--- Trecho do documento ---
───

O inimaginável fim do capitalismo

 

Ao tentarmos compreender o significado de um mundo 2,7 graus Celsius mais quente do que o seu nível pré-industrial, o comentário de Jameson assume um novo significado, mais urgente. Pelo que sabemos, isto significaria literalmente o fim do mundo tal como o conhecemos. E, no entanto, imaginar o fim do capitalismo - o principal motor sistémico do aquecimento global - para a maioria de nós parece ainda impossível.

 

Para Fisher, a citação de Jameson "capta precisamente" a ideia do realismo capitalista: "a sensação generalizada de que não só o capitalismo é o único sistema político e económico viável, mas também que, agora, é impossível até mesmo imaginar uma alternativa coerente a ele". Se a frase de Jameson se tornou quase um ponto de referência à esquerda, é porque capta sucintamente um conjunto de temas proeminentes na crítica anticapitalista - sendo o principal deles a noção de naturalização, um mecanismo ideológico que distorce o contingente para que este pareça necessário, transformando a história em natureza.

 

 O relato da historiadora e teórica política Ellen Meiksins Wood sobre a origem do capitalismo pode ajudar a iluminar este ponto. Na sua obra clássica The Origin of Capitalism: A Longer View (A Origem do Capitalismo: Uma Visão mais Longa), ela discute como os discursos dominantes e pró-mercado de explicação da emergência do capitalismo se baseiam na sua naturalização como uma teleologia universal - como uma tendência trans-histórica e inevitável, inerente à natureza humana. Em última análise, ela traça estas variações sobre aquilo a que chama "o modelo de comercialização", de volta à formulação original da teoria do mercado livre de Adam Smith.

───

--- Tarefas ---
1. Transcreva do trecho sobre o fim do capitalismo a passagem que vai de "Para Fisher, a" até "história em natureza.", inclusive.
2. Responda, com base no trecho sobre o fim do capitalismo:
(a) Quantos graus Celsius acima do nível pré-industrial estaria o mundo em questão?
(b) Segundo Fisher, que ideia a citação de Jameson capta precisamente?
(c) A que formulação Wood faz remontar as variações do "modelo de comercialização"?
3. Prossiga o trecho sobre o fim do capitalismo a partir da última frase.
A listagem não tem qualquer papel nisto.

--- Listagem fornecida ---
───

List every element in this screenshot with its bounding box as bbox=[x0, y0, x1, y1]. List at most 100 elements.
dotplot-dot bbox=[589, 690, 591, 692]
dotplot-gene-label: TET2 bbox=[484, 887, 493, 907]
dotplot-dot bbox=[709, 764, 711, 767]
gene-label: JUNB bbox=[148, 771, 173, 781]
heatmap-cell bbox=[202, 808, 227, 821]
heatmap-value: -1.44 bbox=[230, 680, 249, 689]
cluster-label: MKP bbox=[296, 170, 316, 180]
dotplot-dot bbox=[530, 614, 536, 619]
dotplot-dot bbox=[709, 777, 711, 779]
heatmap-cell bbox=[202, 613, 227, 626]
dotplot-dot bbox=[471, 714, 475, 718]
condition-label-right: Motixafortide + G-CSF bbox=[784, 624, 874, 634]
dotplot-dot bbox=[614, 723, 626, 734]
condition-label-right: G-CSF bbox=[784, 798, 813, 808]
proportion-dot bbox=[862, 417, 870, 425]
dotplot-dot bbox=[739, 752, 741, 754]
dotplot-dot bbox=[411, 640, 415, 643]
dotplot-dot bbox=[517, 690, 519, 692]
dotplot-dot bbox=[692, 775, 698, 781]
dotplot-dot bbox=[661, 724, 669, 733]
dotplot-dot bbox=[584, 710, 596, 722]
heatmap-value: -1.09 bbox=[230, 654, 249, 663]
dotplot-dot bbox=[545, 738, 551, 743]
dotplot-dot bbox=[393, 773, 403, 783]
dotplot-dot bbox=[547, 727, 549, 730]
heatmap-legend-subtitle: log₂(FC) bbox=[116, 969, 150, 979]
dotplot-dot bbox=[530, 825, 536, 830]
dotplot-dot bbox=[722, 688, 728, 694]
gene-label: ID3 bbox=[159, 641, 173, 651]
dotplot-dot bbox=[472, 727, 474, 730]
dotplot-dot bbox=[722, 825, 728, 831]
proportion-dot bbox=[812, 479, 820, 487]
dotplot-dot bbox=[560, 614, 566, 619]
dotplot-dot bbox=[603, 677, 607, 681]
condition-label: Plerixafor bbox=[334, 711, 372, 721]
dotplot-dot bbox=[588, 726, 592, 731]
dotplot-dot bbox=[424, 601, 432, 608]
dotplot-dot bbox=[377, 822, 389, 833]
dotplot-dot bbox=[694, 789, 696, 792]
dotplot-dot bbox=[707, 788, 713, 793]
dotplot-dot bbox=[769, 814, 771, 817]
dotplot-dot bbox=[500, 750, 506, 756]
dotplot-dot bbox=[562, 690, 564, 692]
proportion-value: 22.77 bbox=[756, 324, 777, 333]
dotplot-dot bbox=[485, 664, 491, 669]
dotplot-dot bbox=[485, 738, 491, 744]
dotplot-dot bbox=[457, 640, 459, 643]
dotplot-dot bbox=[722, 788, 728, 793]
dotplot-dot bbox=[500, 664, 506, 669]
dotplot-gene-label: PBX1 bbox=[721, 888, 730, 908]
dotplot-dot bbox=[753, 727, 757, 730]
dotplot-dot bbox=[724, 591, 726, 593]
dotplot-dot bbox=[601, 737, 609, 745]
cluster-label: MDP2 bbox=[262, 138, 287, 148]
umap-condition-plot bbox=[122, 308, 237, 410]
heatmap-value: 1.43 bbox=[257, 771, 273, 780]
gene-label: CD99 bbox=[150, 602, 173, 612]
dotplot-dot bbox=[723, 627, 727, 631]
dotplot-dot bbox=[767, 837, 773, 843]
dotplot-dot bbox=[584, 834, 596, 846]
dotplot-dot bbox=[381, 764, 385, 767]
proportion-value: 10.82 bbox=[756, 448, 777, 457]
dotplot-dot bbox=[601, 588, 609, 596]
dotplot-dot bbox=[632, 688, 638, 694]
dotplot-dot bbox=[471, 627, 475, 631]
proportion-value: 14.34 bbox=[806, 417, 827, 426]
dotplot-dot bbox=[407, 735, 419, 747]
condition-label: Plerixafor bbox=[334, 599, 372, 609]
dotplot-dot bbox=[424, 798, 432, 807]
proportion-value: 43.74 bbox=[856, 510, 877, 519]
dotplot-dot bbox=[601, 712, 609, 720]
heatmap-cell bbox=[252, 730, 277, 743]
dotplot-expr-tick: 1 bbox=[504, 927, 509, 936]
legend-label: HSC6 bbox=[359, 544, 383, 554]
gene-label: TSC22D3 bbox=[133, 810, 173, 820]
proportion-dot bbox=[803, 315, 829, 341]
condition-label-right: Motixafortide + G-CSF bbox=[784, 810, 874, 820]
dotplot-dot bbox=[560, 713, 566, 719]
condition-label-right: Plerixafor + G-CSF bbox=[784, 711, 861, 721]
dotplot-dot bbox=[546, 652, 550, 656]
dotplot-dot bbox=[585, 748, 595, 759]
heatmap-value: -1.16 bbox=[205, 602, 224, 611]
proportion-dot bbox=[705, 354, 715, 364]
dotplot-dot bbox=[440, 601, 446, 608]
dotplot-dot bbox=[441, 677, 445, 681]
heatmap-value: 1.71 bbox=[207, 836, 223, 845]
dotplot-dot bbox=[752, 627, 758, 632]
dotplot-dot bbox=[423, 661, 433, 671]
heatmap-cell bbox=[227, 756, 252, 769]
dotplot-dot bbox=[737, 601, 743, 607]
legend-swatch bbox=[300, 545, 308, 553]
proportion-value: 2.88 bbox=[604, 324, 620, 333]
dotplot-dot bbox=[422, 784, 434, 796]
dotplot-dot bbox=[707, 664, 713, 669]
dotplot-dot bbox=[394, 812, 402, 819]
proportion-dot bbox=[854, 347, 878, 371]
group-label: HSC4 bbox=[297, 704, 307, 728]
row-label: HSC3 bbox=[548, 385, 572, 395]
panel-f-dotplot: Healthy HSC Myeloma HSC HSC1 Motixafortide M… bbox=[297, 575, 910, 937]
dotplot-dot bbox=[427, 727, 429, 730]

───

--- Respostas ---
1.
Para Fisher, a citação de Jameson "capta precisamente" a ideia do realismo capitalista: "a sensação generalizada de que não só o capitalismo é o único sistema político e económico viável, mas também que, agora, é impossível até mesmo imaginar uma alternativa coerente a ele". Se a frase de Jameson se tornou quase um ponto de referência à esquerda, é porque capta sucintamente um conjunto de temas proeminentes na crítica anticapitalista - sendo o principal deles a noção de naturalização, um mecanismo ideológico que distorce o contingente para que este pareça necessário, transformando a história em natureza.

2.
(a) 2,7 graus Celsius.
(b) A ideia do realismo capitalista.
(c) À formulação original da teoria do mercado livre de Adam Smith.

3.
 

De facto, poderíamos ser tentados a ler a própria abertura do seu livro como uma definição do realismo capitalista avant la lettre: "o 'colapso do comunismo' nos finais dos anos 1980 e 1990 parecia confirmar aquilo que muitas pessoas têm querido acreditar: que o capitalismo é a condição natural da humanidade, que está em conformidade com as leis da natureza e as inclinações humanas básicas, e que qualquer desvio a essas leis e inclinações só pode acabar em desgosto".

 

O epigrama de Jameson também encontrou o seu caminho em (pelo menos) três das obras de Malm: o seu relato do capital fóssil, precisamente sob o título Fossil Capital (2016), a sua obra polémica sobre a teoria climática The Progress of This Storm (A Progressão desta Tempestade) (2020) e o seu mais recente trabalho antipacifista sobre o ativismo ambiental How to Blow Up a Pipeline (Como Fazer Explodir um Oleoduto) (2021). Além disso, após uma inspeção mais atenta, parece que uma crítica ao que Fisher concebe como realismo capitalista é uma característica bastante proeminente, senão mesmo explícita, do pensamento de Malm. Ao longo do seu trabalho, ele preocupa-se com a crítica de "confundir capitalistas com humanos" - por outras palavras, com a tendência para naturalizar certos traços do capitalismo como sendo definidores do humano.

 

Antes de tentarmos compreender a presença latente do realismo capitalista no pensamento de Malm, no entanto, vamos primeiro examinar a própria noção de realismo capitalista em si.

 

Realismo capitalista: Um diagnóstico de impotência

 

O realismo capitalista pode ser compreendido através das lentes das suas respetivas partes - o capitalismo e o realismo. Embora possa ser definido de várias formas, o capitalismo, na tradição marxista, é geralmente definido como uma forma específica de relações de propriedade que é caracterizada pelos seguintes traços: os meios de produção são privados; o objetivo da produção é o lucro; as mercadorias produzidas são vendidas no mercado; e a produção é organizada através do trabalho assalariado.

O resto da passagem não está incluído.